Look for the word "JSON" in the entries below, then copy every line that has it.

* Begin EXTRACTED INFORMATION *

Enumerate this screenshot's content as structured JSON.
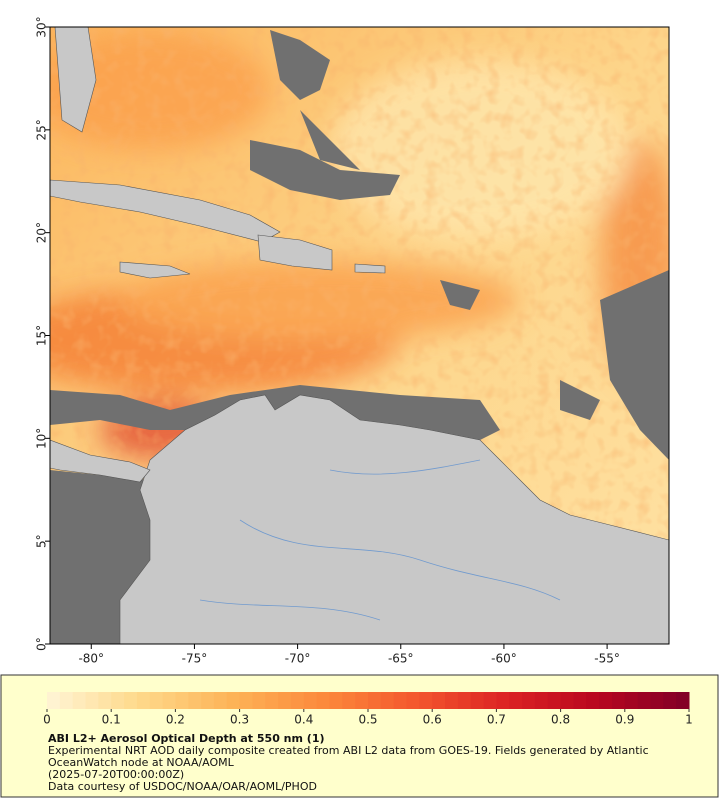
{
  "map": {
    "lonlim": [
      -82,
      -52
    ],
    "latlim": [
      0,
      30
    ],
    "lonticks": [
      {
        "value": -80,
        "label": "-80°"
      },
      {
        "value": -75,
        "label": "-75°"
      },
      {
        "value": -70,
        "label": "-70°"
      },
      {
        "value": -65,
        "label": "-65°"
      },
      {
        "value": -60,
        "label": "-60°"
      },
      {
        "value": -55,
        "label": "-55°"
      }
    ],
    "latticks": [
      {
        "value": 0,
        "label": "0°"
      },
      {
        "value": 5,
        "label": "5°"
      },
      {
        "value": 10,
        "label": "10°"
      },
      {
        "value": 15,
        "label": "15°"
      },
      {
        "value": 20,
        "label": "20°"
      },
      {
        "value": 25,
        "label": "25°"
      },
      {
        "value": 30,
        "label": "30°"
      }
    ]
  },
  "colorbar": {
    "clim": [
      0,
      1
    ],
    "ticks": [
      0,
      0.1,
      0.2,
      0.3,
      0.4,
      0.5,
      0.6,
      0.7,
      0.8,
      0.9,
      1
    ],
    "colormap": [
      "#fff5d6",
      "#fed98a",
      "#fdb458",
      "#fc8a3c",
      "#f4582e",
      "#dc2323",
      "#b8071f",
      "#800026"
    ]
  },
  "caption": {
    "title": "ABI L2+ Aerosol Optical Depth at 550 nm (1)",
    "description": "Experimental NRT AOD daily composite created from ABI L2 data from GOES-19. Fields generated by Atlantic OceanWatch node at NOAA/AOML",
    "time": "(2025-07-20T00:00:00Z)",
    "credit": "Data courtesy of USDOC/NOAA/OAR/AOML/PHOD"
  }
}
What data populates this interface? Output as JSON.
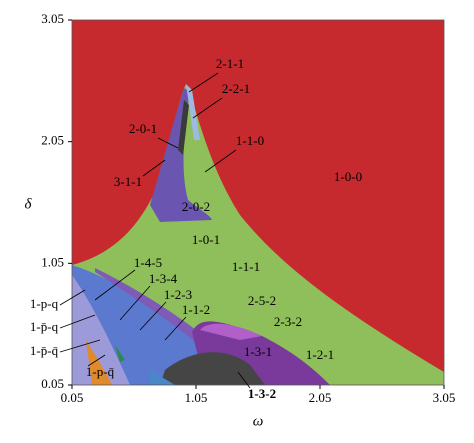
{
  "chart_data": {
    "type": "region-map",
    "xlabel": "ω",
    "ylabel": "δ",
    "xlim": [
      0.05,
      3.05
    ],
    "ylim": [
      0.05,
      3.05
    ],
    "xticks": [
      0.05,
      1.05,
      2.05,
      3.05
    ],
    "yticks": [
      0.05,
      1.05,
      2.05,
      3.05
    ],
    "region_labels": [
      "2-1-1",
      "2-2-1",
      "2-0-1",
      "1-1-0",
      "3-1-1",
      "2-0-2",
      "1-0-0",
      "1-0-1",
      "1-4-5",
      "1-3-4",
      "1-1-1",
      "1-2-3",
      "2-5-2",
      "1-1-2",
      "2-3-2",
      "1-3-1",
      "1-2-1",
      "1-3-2",
      "1-p-q",
      "1-p̄-q",
      "1-p̄-q̄",
      "1-p-q̄"
    ]
  }
}
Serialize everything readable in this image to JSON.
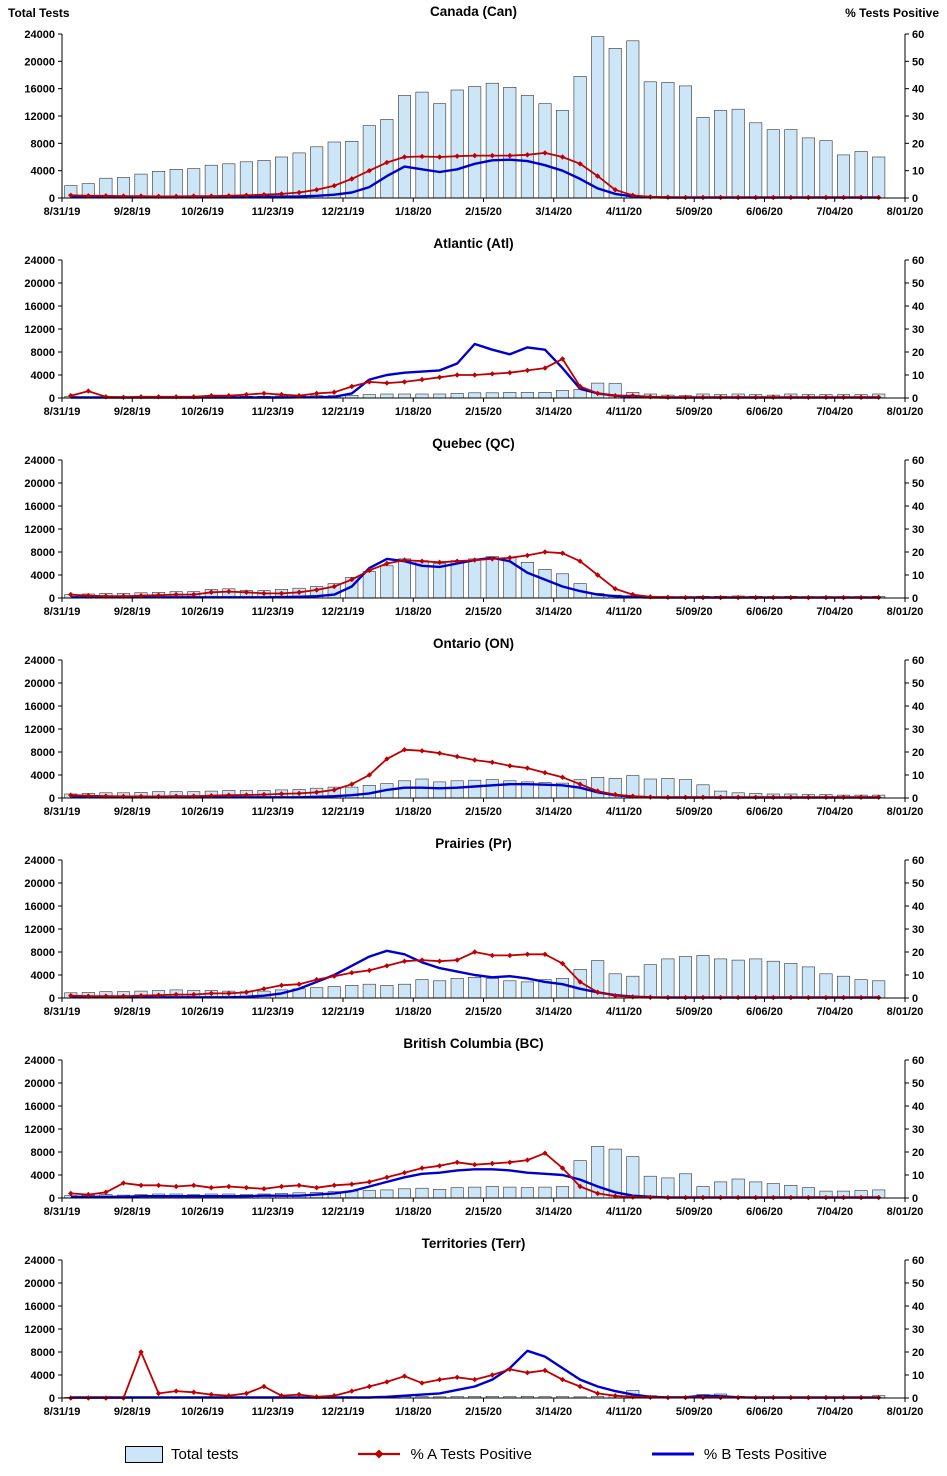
{
  "axes": {
    "left_label": "Total Tests",
    "right_label": "% Tests Positive",
    "left_ticks": [
      0,
      4000,
      8000,
      12000,
      16000,
      20000,
      24000
    ],
    "right_ticks": [
      0,
      10,
      20,
      30,
      40,
      50,
      60
    ],
    "ylim_left": [
      0,
      24000
    ],
    "ylim_right": [
      0,
      60
    ],
    "x_tick_labels": [
      "8/31/19",
      "9/28/19",
      "10/26/19",
      "11/23/19",
      "12/21/19",
      "1/18/20",
      "2/15/20",
      "3/14/20",
      "4/11/20",
      "5/09/20",
      "6/06/20",
      "7/04/20",
      "8/01/20"
    ]
  },
  "legend": {
    "total_tests": "Total tests",
    "a_positive": "% A Tests Positive",
    "b_positive": "% B Tests Positive"
  },
  "colors": {
    "bar_fill": "#cde6f7",
    "bar_stroke": "#333333",
    "a_line": "#c00000",
    "b_line": "#0000cc"
  },
  "chart_data": [
    {
      "type": "bar",
      "title": "Canada (Can)",
      "x_start": "8/31/19",
      "x_interval": "weekly",
      "n_weeks": 47,
      "series": {
        "total_tests": [
          1800,
          2100,
          2900,
          3000,
          3500,
          3900,
          4200,
          4300,
          4800,
          5000,
          5300,
          5500,
          6000,
          6600,
          7500,
          8200,
          8300,
          10600,
          11500,
          15000,
          15500,
          13800,
          15800,
          16300,
          16800,
          16200,
          15000,
          13800,
          12800,
          17800,
          23600,
          21900,
          23000,
          17000,
          16900,
          16400,
          11800,
          12800,
          13000,
          11000,
          10000,
          10000,
          8800,
          8400,
          6300,
          6800,
          6000
        ],
        "pct_a": [
          1,
          0.8,
          0.8,
          0.7,
          0.7,
          0.6,
          0.6,
          0.7,
          0.7,
          0.8,
          1,
          1.2,
          1.5,
          2,
          3,
          4.5,
          7,
          10,
          13,
          15,
          15.2,
          15,
          15.3,
          15.5,
          15.5,
          15.5,
          15.8,
          16.5,
          15,
          12.5,
          8,
          3,
          1,
          0.4,
          0.3,
          0.2,
          0.2,
          0.2,
          0.2,
          0.2,
          0.2,
          0.2,
          0.2,
          0.2,
          0.2,
          0.2,
          0.2
        ],
        "pct_b": [
          0.4,
          0.4,
          0.3,
          0.3,
          0.3,
          0.3,
          0.3,
          0.3,
          0.3,
          0.4,
          0.4,
          0.5,
          0.5,
          0.6,
          0.8,
          1.2,
          2,
          4,
          8,
          11.5,
          10.5,
          9.5,
          10.5,
          12.5,
          13.8,
          14,
          13.5,
          12,
          10,
          7,
          3.5,
          1.5,
          0.6,
          0.3,
          0.2,
          0.2,
          0.2,
          0.2,
          0.2,
          0.2,
          0.2,
          0.2,
          0.2,
          0.2,
          0.2,
          0.2,
          0.2
        ]
      }
    },
    {
      "type": "bar",
      "title": "Atlantic (Atl)",
      "x_start": "8/31/19",
      "x_interval": "weekly",
      "n_weeks": 47,
      "series": {
        "total_tests": [
          250,
          200,
          200,
          200,
          250,
          250,
          250,
          250,
          300,
          300,
          300,
          300,
          350,
          350,
          400,
          400,
          450,
          600,
          700,
          700,
          700,
          700,
          800,
          900,
          900,
          1000,
          1000,
          1000,
          1300,
          1500,
          2600,
          2500,
          1000,
          700,
          500,
          400,
          700,
          600,
          700,
          600,
          500,
          700,
          600,
          600,
          600,
          600,
          700
        ],
        "pct_a": [
          1,
          3,
          0.5,
          0.3,
          0.5,
          0.5,
          0.5,
          0.5,
          1,
          1,
          1.5,
          2,
          1.5,
          1,
          2,
          2.5,
          5,
          7,
          6.5,
          7,
          8,
          9,
          10,
          10,
          10.5,
          11,
          12,
          13,
          17,
          5,
          2,
          1,
          1,
          0.5,
          0.3,
          0.3,
          0.3,
          0.3,
          0.3,
          0.3,
          0.3,
          0.3,
          0.3,
          0.3,
          0.3,
          0.3,
          0.3
        ],
        "pct_b": [
          0.2,
          0.2,
          0.2,
          0.2,
          0.2,
          0.2,
          0.2,
          0.2,
          0.2,
          0.2,
          0.2,
          0.2,
          0.2,
          0.3,
          0.3,
          0.5,
          2,
          8,
          10,
          11,
          11.5,
          12,
          15,
          23.5,
          21,
          19,
          22,
          21,
          13,
          4,
          2,
          1,
          0.5,
          0.3,
          0.2,
          0.2,
          0.2,
          0.2,
          0.2,
          0.2,
          0.2,
          0.2,
          0.2,
          0.2,
          0.2,
          0.2,
          0.2
        ]
      }
    },
    {
      "type": "bar",
      "title": "Quebec (QC)",
      "x_start": "8/31/19",
      "x_interval": "weekly",
      "n_weeks": 47,
      "series": {
        "total_tests": [
          600,
          700,
          800,
          800,
          900,
          1000,
          1100,
          1100,
          1500,
          1600,
          1300,
          1300,
          1500,
          1700,
          2000,
          2500,
          3600,
          4600,
          5600,
          6800,
          6500,
          6000,
          6500,
          6800,
          7200,
          7000,
          6200,
          5000,
          4200,
          2500,
          800,
          500,
          400,
          300,
          250,
          250,
          300,
          300,
          350,
          300,
          250,
          300,
          250,
          250,
          250,
          250,
          300
        ],
        "pct_a": [
          1.5,
          1,
          0.8,
          0.8,
          1,
          1.2,
          1.5,
          1.5,
          2.5,
          2.8,
          2.5,
          2,
          2,
          2.5,
          3.5,
          5,
          8,
          12,
          15,
          16.5,
          16,
          15.5,
          16,
          16.5,
          17,
          17.5,
          18.5,
          20,
          19.5,
          16,
          10,
          4,
          1.5,
          0.5,
          0.3,
          0.2,
          0.2,
          0.2,
          0.2,
          0.2,
          0.2,
          0.2,
          0.2,
          0.2,
          0.2,
          0.2,
          0.2
        ],
        "pct_b": [
          0.3,
          0.3,
          0.3,
          0.3,
          0.3,
          0.3,
          0.3,
          0.3,
          0.3,
          0.3,
          0.3,
          0.3,
          0.4,
          0.5,
          0.8,
          1.5,
          5,
          13,
          17,
          16,
          14,
          13.5,
          15,
          16.5,
          17.5,
          16,
          11,
          8,
          5,
          3,
          1.5,
          0.8,
          0.4,
          0.2,
          0.2,
          0.2,
          0.2,
          0.2,
          0.2,
          0.2,
          0.2,
          0.2,
          0.2,
          0.2,
          0.2,
          0.2,
          0.2
        ]
      }
    },
    {
      "type": "bar",
      "title": "Ontario (ON)",
      "x_start": "8/31/19",
      "x_interval": "weekly",
      "n_weeks": 47,
      "series": {
        "total_tests": [
          700,
          800,
          900,
          900,
          1000,
          1100,
          1100,
          1100,
          1200,
          1300,
          1300,
          1300,
          1400,
          1500,
          1700,
          1900,
          1900,
          2200,
          2500,
          3000,
          3300,
          2800,
          3000,
          3100,
          3200,
          3000,
          2800,
          2700,
          2600,
          3200,
          3600,
          3400,
          3900,
          3300,
          3400,
          3200,
          2300,
          1200,
          900,
          800,
          700,
          700,
          600,
          600,
          500,
          500,
          500
        ],
        "pct_a": [
          1.2,
          1,
          0.8,
          0.7,
          0.7,
          0.7,
          0.8,
          0.8,
          1,
          1.2,
          1.3,
          1.5,
          1.8,
          2,
          2.5,
          3.5,
          6,
          10,
          17,
          21,
          20.5,
          19.5,
          18,
          16.5,
          15.5,
          14,
          13,
          11,
          9,
          6,
          3,
          1.5,
          0.8,
          0.4,
          0.3,
          0.3,
          0.3,
          0.3,
          0.3,
          0.3,
          0.3,
          0.3,
          0.3,
          0.3,
          0.3,
          0.3,
          0.3
        ],
        "pct_b": [
          0.3,
          0.3,
          0.3,
          0.3,
          0.3,
          0.3,
          0.3,
          0.3,
          0.3,
          0.3,
          0.3,
          0.3,
          0.3,
          0.3,
          0.5,
          0.8,
          1.2,
          2,
          3.5,
          4.5,
          4.5,
          4.2,
          4.5,
          5,
          5.5,
          6,
          6,
          5.8,
          5.5,
          4.5,
          2.5,
          1.2,
          0.6,
          0.3,
          0.2,
          0.2,
          0.2,
          0.2,
          0.2,
          0.2,
          0.2,
          0.2,
          0.2,
          0.2,
          0.2,
          0.2,
          0.2
        ]
      }
    },
    {
      "type": "bar",
      "title": "Prairies (Pr)",
      "x_start": "8/31/19",
      "x_interval": "weekly",
      "n_weeks": 47,
      "series": {
        "total_tests": [
          900,
          1000,
          1100,
          1100,
          1200,
          1300,
          1400,
          1300,
          1300,
          1200,
          1100,
          1200,
          1400,
          1600,
          1800,
          2000,
          2200,
          2400,
          2200,
          2400,
          3200,
          3000,
          3400,
          3600,
          3400,
          3000,
          2800,
          3200,
          3400,
          5000,
          6500,
          4200,
          3800,
          5800,
          6800,
          7200,
          7400,
          6800,
          6600,
          6800,
          6400,
          6000,
          5400,
          4200,
          3800,
          3200,
          3000
        ],
        "pct_a": [
          1,
          0.8,
          0.8,
          0.8,
          1,
          1.2,
          1.5,
          1.5,
          2,
          2,
          2.5,
          4,
          5.5,
          6,
          8,
          9.5,
          11,
          12,
          14,
          16,
          16.5,
          16,
          16.5,
          20,
          18.5,
          18.5,
          19,
          19,
          15,
          7,
          2.5,
          1,
          0.5,
          0.3,
          0.2,
          0.2,
          0.2,
          0.2,
          0.2,
          0.2,
          0.2,
          0.2,
          0.2,
          0.2,
          0.2,
          0.2,
          0.2
        ],
        "pct_b": [
          0.3,
          0.3,
          0.3,
          0.3,
          0.3,
          0.3,
          0.3,
          0.3,
          0.3,
          0.3,
          0.5,
          1,
          2,
          4,
          7,
          10,
          14,
          18,
          20.5,
          19,
          15.5,
          13,
          11.5,
          10,
          9,
          9.5,
          8.5,
          7,
          6,
          4,
          2.5,
          1.2,
          0.6,
          0.3,
          0.2,
          0.2,
          0.2,
          0.2,
          0.2,
          0.2,
          0.2,
          0.2,
          0.2,
          0.2,
          0.2,
          0.2,
          0.2
        ]
      }
    },
    {
      "type": "bar",
      "title": "British Columbia (BC)",
      "x_start": "8/31/19",
      "x_interval": "weekly",
      "n_weeks": 47,
      "series": {
        "total_tests": [
          400,
          500,
          600,
          500,
          600,
          700,
          700,
          600,
          700,
          700,
          600,
          700,
          800,
          900,
          1000,
          1100,
          1200,
          1300,
          1400,
          1600,
          1700,
          1500,
          1800,
          1900,
          2000,
          1900,
          1800,
          1900,
          2000,
          6500,
          9000,
          8500,
          7200,
          3800,
          3500,
          4200,
          2000,
          2800,
          3300,
          2800,
          2500,
          2200,
          1800,
          1200,
          1200,
          1300,
          1400
        ],
        "pct_a": [
          2,
          1.5,
          2.5,
          6.5,
          5.5,
          5.5,
          5,
          5.5,
          4.5,
          5,
          4.5,
          4,
          5,
          5.5,
          4.5,
          5.5,
          6,
          7,
          9,
          11,
          13,
          14,
          15.5,
          14.5,
          15,
          15.5,
          16.5,
          19.5,
          13,
          5,
          2,
          0.8,
          0.4,
          0.3,
          0.2,
          0.2,
          0.2,
          0.2,
          0.2,
          0.2,
          0.2,
          0.2,
          0.2,
          0.2,
          0.2,
          0.2,
          0.2
        ],
        "pct_b": [
          0.5,
          0.5,
          0.5,
          0.5,
          0.8,
          0.8,
          0.8,
          0.8,
          0.8,
          0.8,
          0.8,
          1,
          1,
          1,
          1.5,
          2,
          3,
          5,
          7,
          9,
          10.5,
          11,
          12,
          12.5,
          12.5,
          12,
          11,
          10.5,
          10,
          8,
          5,
          2.5,
          1,
          0.5,
          0.2,
          0.2,
          0.2,
          0.2,
          0.2,
          0.2,
          0.2,
          0.2,
          0.2,
          0.2,
          0.2,
          0.2,
          0.2
        ]
      }
    },
    {
      "type": "bar",
      "title": "Territories (Terr)",
      "x_start": "8/31/19",
      "x_interval": "weekly",
      "n_weeks": 47,
      "series": {
        "total_tests": [
          100,
          100,
          100,
          100,
          150,
          100,
          100,
          100,
          150,
          100,
          100,
          150,
          150,
          100,
          150,
          150,
          200,
          200,
          200,
          250,
          250,
          200,
          250,
          300,
          300,
          250,
          300,
          250,
          250,
          200,
          300,
          400,
          1300,
          400,
          200,
          150,
          600,
          700,
          300,
          200,
          150,
          150,
          100,
          100,
          100,
          100,
          400
        ],
        "pct_a": [
          0,
          0,
          0,
          0,
          20,
          2,
          3,
          2.5,
          1.5,
          1,
          2,
          5,
          1,
          1.5,
          0.5,
          1,
          3,
          5,
          7,
          9.5,
          6.5,
          8,
          9,
          8,
          10,
          12.5,
          11,
          12,
          8,
          5,
          2,
          1,
          0.5,
          0.3,
          0.2,
          0.2,
          0.2,
          0.2,
          0.2,
          0.2,
          0.2,
          0.2,
          0.2,
          0.2,
          0.2,
          0.2,
          0.2
        ],
        "pct_b": [
          0.2,
          0.2,
          0.2,
          0.2,
          0.2,
          0.2,
          0.2,
          0.2,
          0.2,
          0.2,
          0.2,
          0.2,
          0.2,
          0.2,
          0.2,
          0.2,
          0.2,
          0.2,
          0.5,
          1,
          1.5,
          2,
          3.5,
          5,
          8,
          13,
          20.5,
          18,
          13,
          8,
          5,
          3,
          1.5,
          0.5,
          0.3,
          0.3,
          1,
          0.8,
          0.3,
          0.2,
          0.2,
          0.2,
          0.2,
          0.2,
          0.2,
          0.2,
          0.2
        ]
      }
    }
  ]
}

* End EXTRACTED INFORMATION *

• **WORKED SOLUTION**
Enumerate this screenshot's content as structured JSON.
What data populates this interface? Output as JSON.
Serialize everything readable in this image to JSON.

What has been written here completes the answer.